**INPUT ROWS:**
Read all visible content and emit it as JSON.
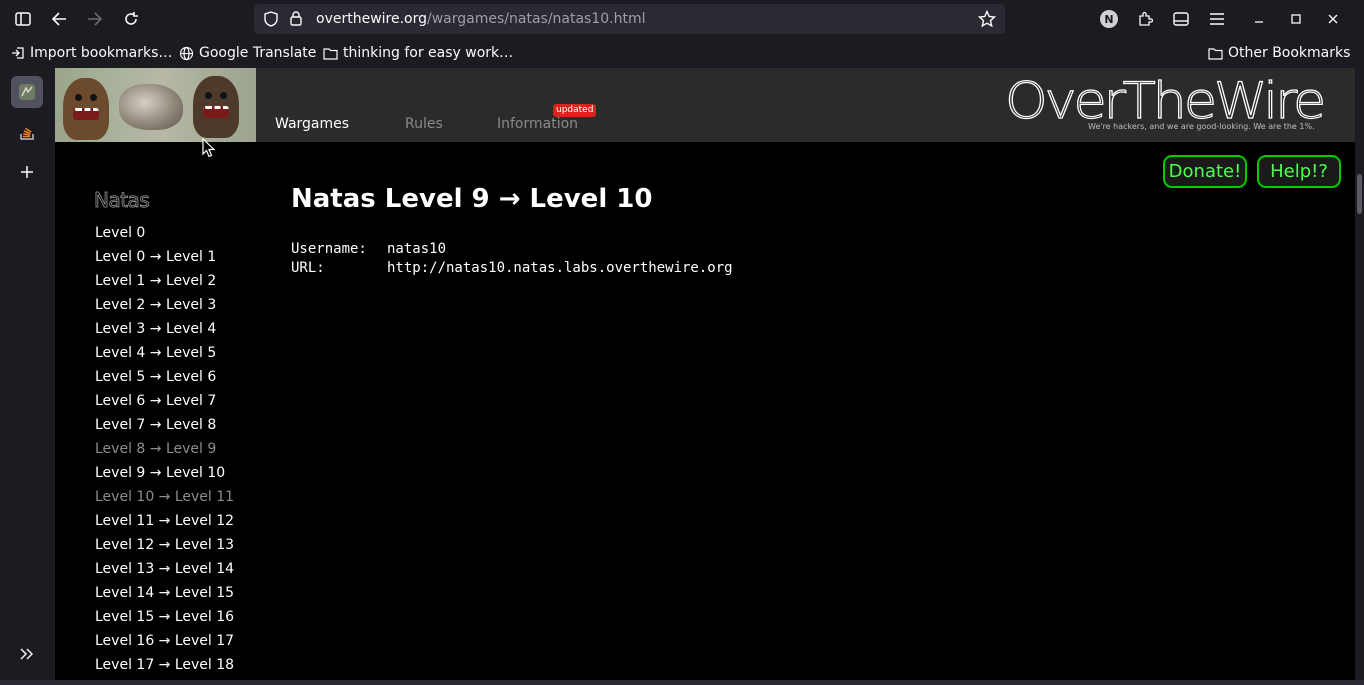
{
  "browser": {
    "url": {
      "host": "overthewire.org",
      "path": "/wargames/natas/natas10.html"
    },
    "bookmarks": [
      "Import bookmarks…",
      "Google Translate",
      "thinking for easy work…",
      "Other Bookmarks"
    ],
    "avatar_letter": "N"
  },
  "site": {
    "nav": [
      "Wargames",
      "Rules",
      "Information"
    ],
    "badge": "updated",
    "logo_text": "OverTheWire",
    "tagline": "We're hackers, and we are good-looking. We are the 1%.",
    "donate": "Donate!",
    "help": "Help!?"
  },
  "sidebar": {
    "title": "Natas",
    "levels": [
      {
        "label": "Level 0",
        "visited": false
      },
      {
        "label": "Level 0 → Level 1",
        "visited": false
      },
      {
        "label": "Level 1 → Level 2",
        "visited": false
      },
      {
        "label": "Level 2 → Level 3",
        "visited": false
      },
      {
        "label": "Level 3 → Level 4",
        "visited": false
      },
      {
        "label": "Level 4 → Level 5",
        "visited": false
      },
      {
        "label": "Level 5 → Level 6",
        "visited": false
      },
      {
        "label": "Level 6 → Level 7",
        "visited": false
      },
      {
        "label": "Level 7 → Level 8",
        "visited": false
      },
      {
        "label": "Level 8 → Level 9",
        "visited": true
      },
      {
        "label": "Level 9 → Level 10",
        "visited": false
      },
      {
        "label": "Level 10 → Level 11",
        "visited": true
      },
      {
        "label": "Level 11 → Level 12",
        "visited": false
      },
      {
        "label": "Level 12 → Level 13",
        "visited": false
      },
      {
        "label": "Level 13 → Level 14",
        "visited": false
      },
      {
        "label": "Level 14 → Level 15",
        "visited": false
      },
      {
        "label": "Level 15 → Level 16",
        "visited": false
      },
      {
        "label": "Level 16 → Level 17",
        "visited": false
      },
      {
        "label": "Level 17 → Level 18",
        "visited": false
      }
    ]
  },
  "content": {
    "title": "Natas Level 9 → Level 10",
    "username_label": "Username:",
    "username": "natas10",
    "url_label": "URL:",
    "url": "http://natas10.natas.labs.overthewire.org"
  },
  "colors": {
    "accent_green": "#4dff4d",
    "badge_red": "#d9241c"
  }
}
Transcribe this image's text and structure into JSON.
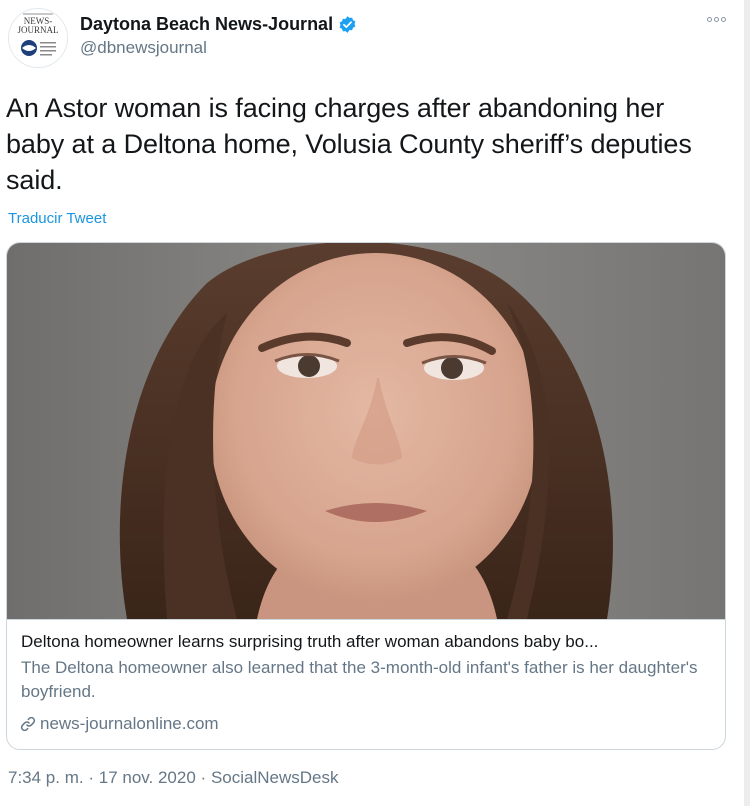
{
  "account": {
    "display_name": "Daytona Beach News-Journal",
    "handle": "@dbnewsjournal",
    "verified": true,
    "avatar_logo_text_line1": "NEWS-",
    "avatar_logo_text_line2": "JOURNAL"
  },
  "tweet": {
    "text": "An Astor woman is facing charges after abandoning her baby at a Deltona home, Volusia County sheriff’s deputies said.",
    "translate_label": "Traducir Tweet"
  },
  "card": {
    "title": "Deltona homeowner learns surprising truth after woman abandons baby bo...",
    "description": "The Deltona homeowner also learned that the 3-month-old infant's father is her daughter's boyfriend.",
    "domain": "news-journalonline.com",
    "image_subject": "mugshot photo of a woman with long brown hair"
  },
  "meta": {
    "time": "7:34 p. m.",
    "separator": "·",
    "date": "17 nov. 2020",
    "source": "SocialNewsDesk"
  },
  "colors": {
    "link_blue": "#1b95e0",
    "verified_blue": "#1da1f2",
    "secondary_text": "#657786",
    "border": "#ccd6dd"
  },
  "icons": {
    "verified": "verified-badge-icon",
    "more": "more-options-icon",
    "link": "link-icon"
  }
}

**GIVEN TASK:**
Take the lines from the one that contains "Transcribe this image's" down to the last line of the listing above, both included, and set them down exactly, leaving out pictures.

**TASK OUTPUT:**
Transcribe this image's text and structure into JSON.
{
  "account": {
    "display_name": "Daytona Beach News-Journal",
    "handle": "@dbnewsjournal",
    "verified": true,
    "avatar_logo_text_line1": "NEWS-",
    "avatar_logo_text_line2": "JOURNAL"
  },
  "tweet": {
    "text": "An Astor woman is facing charges after abandoning her baby at a Deltona home, Volusia County sheriff’s deputies said.",
    "translate_label": "Traducir Tweet"
  },
  "card": {
    "title": "Deltona homeowner learns surprising truth after woman abandons baby bo...",
    "description": "The Deltona homeowner also learned that the 3-month-old infant's father is her daughter's boyfriend.",
    "domain": "news-journalonline.com",
    "image_subject": "mugshot photo of a woman with long brown hair"
  },
  "meta": {
    "time": "7:34 p. m.",
    "separator": "·",
    "date": "17 nov. 2020",
    "source": "SocialNewsDesk"
  },
  "colors": {
    "link_blue": "#1b95e0",
    "verified_blue": "#1da1f2",
    "secondary_text": "#657786",
    "border": "#ccd6dd"
  },
  "icons": {
    "verified": "verified-badge-icon",
    "more": "more-options-icon",
    "link": "link-icon"
  }
}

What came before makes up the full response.